§ **PROBLEM TO SOLVE**: Transcribe all of the records precisely as they are presented.

§ **RECORDS FOR PROCESSING**:
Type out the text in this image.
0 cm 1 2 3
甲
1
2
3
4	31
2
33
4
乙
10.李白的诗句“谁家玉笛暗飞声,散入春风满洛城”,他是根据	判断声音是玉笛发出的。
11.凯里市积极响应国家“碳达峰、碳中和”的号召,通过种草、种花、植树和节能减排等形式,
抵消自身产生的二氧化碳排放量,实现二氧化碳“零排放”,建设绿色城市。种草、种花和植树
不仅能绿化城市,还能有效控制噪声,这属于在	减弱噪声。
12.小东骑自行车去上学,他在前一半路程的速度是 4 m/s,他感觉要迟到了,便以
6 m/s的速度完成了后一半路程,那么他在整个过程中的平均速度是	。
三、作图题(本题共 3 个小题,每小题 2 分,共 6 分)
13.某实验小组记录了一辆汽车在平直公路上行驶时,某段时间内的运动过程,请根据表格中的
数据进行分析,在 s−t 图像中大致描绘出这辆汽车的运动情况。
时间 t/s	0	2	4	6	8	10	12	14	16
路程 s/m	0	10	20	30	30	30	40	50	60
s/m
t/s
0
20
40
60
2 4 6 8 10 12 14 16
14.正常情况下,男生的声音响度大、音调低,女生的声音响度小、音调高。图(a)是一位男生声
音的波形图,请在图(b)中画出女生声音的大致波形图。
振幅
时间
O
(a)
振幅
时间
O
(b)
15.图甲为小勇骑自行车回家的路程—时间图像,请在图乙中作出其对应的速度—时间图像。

§ **SOLUTION TO THE EXERCISE**:
Type out the text in this image.
0 cm 1 2 3
甲
1
2
3
4	31
2
33
4
乙
10.李白的诗句“谁家玉笛暗飞声,散入春风满洛城”,他是根据	判断声音是玉笛发出的。
11.凯里市积极响应国家“碳达峰、碳中和”的号召,通过种草、种花、植树和节能减排等形式,
抵消自身产生的二氧化碳排放量,实现二氧化碳“零排放”,建设绿色城市。种草、种花和植树
不仅能绿化城市,还能有效控制噪声,这属于在	减弱噪声。
12.小东骑自行车去上学,他在前一半路程的速度是 4 m/s,他感觉要迟到了,便以
6 m/s的速度完成了后一半路程,那么他在整个过程中的平均速度是	。
三、作图题(本题共 3 个小题,每小题 2 分,共 6 分)
13.某实验小组记录了一辆汽车在平直公路上行驶时,某段时间内的运动过程,请根据表格中的
数据进行分析,在 s−t 图像中大致描绘出这辆汽车的运动情况。
时间 t/s	0	2	4	6	8	10	12	14	16
路程 s/m	0	10	20	30	30	30	40	50	60
s/m
t/s
0
20
40
60
2 4 6 8 10 12 14 16
14.正常情况下,男生的声音响度大、音调低,女生的声音响度小、音调高。图(a)是一位男生声
音的波形图,请在图(b)中画出女生声音的大致波形图。
振幅
时间
O
(a)
振幅
时间
O
(b)
15.图甲为小勇骑自行车回家的路程—时间图像,请在图乙中作出其对应的速度—时间图像。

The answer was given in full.